__Stored dataset items__:
-- Start --

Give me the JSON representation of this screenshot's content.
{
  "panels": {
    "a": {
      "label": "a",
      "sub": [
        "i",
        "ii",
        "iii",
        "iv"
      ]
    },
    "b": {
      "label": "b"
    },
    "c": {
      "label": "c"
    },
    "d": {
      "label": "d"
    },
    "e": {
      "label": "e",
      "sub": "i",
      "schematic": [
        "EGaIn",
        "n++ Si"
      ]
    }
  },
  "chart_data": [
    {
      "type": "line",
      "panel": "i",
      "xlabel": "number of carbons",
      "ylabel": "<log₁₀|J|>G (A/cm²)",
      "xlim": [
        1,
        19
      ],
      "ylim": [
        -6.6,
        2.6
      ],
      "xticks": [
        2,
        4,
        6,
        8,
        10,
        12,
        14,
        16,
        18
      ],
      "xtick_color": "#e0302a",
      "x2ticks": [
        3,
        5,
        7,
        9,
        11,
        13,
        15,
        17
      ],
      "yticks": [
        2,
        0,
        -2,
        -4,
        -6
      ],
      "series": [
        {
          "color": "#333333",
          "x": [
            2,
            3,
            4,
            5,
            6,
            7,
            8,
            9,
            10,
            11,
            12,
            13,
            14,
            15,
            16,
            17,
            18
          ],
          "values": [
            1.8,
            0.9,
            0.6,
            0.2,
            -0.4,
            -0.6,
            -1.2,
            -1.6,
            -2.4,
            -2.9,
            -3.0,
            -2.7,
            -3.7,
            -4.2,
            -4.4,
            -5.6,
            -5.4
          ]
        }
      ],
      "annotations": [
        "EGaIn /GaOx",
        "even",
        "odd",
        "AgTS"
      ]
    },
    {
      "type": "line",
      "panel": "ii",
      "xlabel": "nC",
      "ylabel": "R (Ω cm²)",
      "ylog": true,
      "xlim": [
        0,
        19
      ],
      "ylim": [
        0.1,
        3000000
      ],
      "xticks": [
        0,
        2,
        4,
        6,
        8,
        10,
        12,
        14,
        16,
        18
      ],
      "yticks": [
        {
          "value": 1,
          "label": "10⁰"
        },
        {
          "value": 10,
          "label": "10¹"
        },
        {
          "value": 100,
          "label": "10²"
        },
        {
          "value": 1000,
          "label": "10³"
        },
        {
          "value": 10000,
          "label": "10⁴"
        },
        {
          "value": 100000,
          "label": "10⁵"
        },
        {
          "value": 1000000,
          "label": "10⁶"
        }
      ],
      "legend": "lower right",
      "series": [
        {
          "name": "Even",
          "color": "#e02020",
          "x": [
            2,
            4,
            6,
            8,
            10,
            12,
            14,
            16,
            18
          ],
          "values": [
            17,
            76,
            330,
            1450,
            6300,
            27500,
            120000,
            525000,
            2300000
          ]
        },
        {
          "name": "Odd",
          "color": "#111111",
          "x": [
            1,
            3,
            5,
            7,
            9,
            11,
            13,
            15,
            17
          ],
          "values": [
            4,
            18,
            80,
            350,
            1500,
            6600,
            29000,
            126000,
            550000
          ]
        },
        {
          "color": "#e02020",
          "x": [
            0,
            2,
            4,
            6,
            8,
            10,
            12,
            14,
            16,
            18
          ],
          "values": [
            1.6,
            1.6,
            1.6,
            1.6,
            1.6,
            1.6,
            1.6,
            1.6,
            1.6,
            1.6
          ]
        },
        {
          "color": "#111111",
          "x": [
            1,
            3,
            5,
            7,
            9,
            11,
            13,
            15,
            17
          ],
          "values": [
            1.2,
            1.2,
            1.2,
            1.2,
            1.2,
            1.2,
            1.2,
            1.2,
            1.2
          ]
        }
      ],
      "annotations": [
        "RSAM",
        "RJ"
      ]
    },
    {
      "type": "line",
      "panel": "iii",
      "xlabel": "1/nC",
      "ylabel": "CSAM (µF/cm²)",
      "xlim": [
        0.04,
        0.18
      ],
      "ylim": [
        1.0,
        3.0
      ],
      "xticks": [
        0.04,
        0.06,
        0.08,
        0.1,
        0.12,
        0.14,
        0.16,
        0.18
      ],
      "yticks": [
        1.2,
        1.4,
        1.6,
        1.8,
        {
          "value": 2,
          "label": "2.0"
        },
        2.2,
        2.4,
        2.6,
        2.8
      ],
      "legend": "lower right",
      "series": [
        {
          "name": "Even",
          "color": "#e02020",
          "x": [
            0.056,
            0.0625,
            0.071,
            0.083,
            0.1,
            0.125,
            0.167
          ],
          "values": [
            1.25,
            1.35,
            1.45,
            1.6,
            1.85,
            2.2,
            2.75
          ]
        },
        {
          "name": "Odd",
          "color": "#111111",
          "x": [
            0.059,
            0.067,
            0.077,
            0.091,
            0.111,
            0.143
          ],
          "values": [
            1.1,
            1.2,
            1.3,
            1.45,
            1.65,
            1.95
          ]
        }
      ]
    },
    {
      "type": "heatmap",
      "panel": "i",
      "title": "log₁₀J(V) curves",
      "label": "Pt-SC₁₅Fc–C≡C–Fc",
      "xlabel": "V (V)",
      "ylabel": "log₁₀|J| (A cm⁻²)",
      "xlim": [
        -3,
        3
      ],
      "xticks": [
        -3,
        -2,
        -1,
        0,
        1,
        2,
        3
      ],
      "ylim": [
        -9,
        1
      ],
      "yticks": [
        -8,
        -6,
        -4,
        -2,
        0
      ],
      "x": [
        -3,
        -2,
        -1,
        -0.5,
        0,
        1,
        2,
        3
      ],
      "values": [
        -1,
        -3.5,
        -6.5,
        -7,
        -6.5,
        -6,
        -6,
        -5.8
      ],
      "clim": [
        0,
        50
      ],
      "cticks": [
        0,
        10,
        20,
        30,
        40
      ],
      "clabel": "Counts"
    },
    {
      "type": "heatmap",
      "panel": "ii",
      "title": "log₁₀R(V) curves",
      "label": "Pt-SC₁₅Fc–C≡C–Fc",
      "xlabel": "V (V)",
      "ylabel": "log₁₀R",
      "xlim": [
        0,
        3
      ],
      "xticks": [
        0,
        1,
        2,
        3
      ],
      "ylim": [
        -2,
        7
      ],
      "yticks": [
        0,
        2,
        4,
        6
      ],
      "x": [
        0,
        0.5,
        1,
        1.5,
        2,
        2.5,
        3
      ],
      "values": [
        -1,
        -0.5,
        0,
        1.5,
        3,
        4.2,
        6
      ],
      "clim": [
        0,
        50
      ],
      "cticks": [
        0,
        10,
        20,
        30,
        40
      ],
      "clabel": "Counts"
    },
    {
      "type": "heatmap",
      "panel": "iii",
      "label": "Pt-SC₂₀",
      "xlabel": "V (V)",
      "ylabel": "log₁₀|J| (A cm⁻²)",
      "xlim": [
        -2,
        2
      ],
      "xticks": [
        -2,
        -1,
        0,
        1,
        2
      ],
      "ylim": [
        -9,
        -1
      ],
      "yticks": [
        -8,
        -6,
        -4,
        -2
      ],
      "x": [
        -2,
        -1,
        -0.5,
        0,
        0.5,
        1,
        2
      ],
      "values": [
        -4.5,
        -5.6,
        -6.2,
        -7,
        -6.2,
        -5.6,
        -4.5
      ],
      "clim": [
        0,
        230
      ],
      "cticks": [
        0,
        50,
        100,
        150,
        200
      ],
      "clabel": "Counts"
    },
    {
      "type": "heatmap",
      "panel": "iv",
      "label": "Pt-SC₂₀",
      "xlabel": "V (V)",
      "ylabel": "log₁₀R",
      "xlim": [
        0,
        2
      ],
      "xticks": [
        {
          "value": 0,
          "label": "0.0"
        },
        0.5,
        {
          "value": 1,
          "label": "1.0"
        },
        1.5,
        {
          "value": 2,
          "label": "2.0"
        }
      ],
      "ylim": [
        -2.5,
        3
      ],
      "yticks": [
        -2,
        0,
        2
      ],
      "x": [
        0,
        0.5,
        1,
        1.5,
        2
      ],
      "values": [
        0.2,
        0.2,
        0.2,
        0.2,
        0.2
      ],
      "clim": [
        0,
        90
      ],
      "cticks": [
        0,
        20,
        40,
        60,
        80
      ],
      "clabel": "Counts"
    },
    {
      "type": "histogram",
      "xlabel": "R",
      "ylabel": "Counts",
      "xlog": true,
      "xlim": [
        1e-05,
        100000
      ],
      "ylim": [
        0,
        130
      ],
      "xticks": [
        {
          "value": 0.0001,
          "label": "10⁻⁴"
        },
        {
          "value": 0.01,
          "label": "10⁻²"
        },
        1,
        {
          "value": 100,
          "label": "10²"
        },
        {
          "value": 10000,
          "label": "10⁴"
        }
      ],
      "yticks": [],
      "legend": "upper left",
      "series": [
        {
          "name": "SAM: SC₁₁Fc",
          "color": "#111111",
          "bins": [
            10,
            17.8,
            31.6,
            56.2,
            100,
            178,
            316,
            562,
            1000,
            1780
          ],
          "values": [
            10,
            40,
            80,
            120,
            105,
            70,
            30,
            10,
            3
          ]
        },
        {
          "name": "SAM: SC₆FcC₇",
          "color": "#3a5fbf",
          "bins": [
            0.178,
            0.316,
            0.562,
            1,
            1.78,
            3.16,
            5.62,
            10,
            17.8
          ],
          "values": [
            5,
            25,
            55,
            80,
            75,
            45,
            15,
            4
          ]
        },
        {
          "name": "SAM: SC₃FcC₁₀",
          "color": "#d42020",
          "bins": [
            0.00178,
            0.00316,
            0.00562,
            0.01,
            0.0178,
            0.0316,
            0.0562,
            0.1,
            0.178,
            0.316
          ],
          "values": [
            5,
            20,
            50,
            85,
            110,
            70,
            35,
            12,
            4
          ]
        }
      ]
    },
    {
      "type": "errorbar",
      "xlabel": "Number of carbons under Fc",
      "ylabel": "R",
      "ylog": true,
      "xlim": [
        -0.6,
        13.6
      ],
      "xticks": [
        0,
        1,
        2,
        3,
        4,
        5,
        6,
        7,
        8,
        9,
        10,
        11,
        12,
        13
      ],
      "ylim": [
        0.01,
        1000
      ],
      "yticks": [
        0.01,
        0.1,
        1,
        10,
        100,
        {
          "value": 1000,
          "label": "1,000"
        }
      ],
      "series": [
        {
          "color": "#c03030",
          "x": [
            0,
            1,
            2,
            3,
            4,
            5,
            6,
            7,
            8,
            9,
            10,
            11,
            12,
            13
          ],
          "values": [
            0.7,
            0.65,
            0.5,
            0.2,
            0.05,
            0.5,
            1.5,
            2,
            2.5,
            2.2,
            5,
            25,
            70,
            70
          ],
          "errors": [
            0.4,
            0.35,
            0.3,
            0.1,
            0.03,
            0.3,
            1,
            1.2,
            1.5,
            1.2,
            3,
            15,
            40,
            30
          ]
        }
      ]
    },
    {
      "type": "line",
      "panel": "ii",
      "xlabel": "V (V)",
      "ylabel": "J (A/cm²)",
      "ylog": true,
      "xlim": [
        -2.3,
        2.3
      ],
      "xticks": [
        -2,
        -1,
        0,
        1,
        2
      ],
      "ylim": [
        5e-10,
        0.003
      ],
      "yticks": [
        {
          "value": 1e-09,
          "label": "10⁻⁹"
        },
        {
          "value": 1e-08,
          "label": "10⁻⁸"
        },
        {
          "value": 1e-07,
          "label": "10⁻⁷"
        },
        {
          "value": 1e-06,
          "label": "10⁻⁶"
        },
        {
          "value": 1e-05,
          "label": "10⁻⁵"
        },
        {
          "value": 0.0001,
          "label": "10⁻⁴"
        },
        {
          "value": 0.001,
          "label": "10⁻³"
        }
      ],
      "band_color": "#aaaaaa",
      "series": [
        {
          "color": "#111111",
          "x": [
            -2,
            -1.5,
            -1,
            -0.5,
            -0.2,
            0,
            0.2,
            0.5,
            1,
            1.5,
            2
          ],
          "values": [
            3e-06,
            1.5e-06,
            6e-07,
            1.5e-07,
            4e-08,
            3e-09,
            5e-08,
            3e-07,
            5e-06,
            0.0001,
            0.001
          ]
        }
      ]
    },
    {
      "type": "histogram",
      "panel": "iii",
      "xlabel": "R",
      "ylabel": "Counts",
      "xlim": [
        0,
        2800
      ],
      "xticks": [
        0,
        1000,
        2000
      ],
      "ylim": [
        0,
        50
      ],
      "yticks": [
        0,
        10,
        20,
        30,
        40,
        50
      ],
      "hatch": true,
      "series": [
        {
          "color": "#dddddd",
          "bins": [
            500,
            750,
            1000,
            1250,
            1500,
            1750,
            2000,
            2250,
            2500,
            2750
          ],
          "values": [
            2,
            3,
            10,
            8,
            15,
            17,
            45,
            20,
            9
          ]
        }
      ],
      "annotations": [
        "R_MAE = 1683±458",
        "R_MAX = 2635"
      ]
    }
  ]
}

-- End --

__WHAT YOU HAVE TO DO__: Only the count is wanted: report how many lines of the material above hold the word "name".

__RESPONSE TO THIS EXERCISE__: 7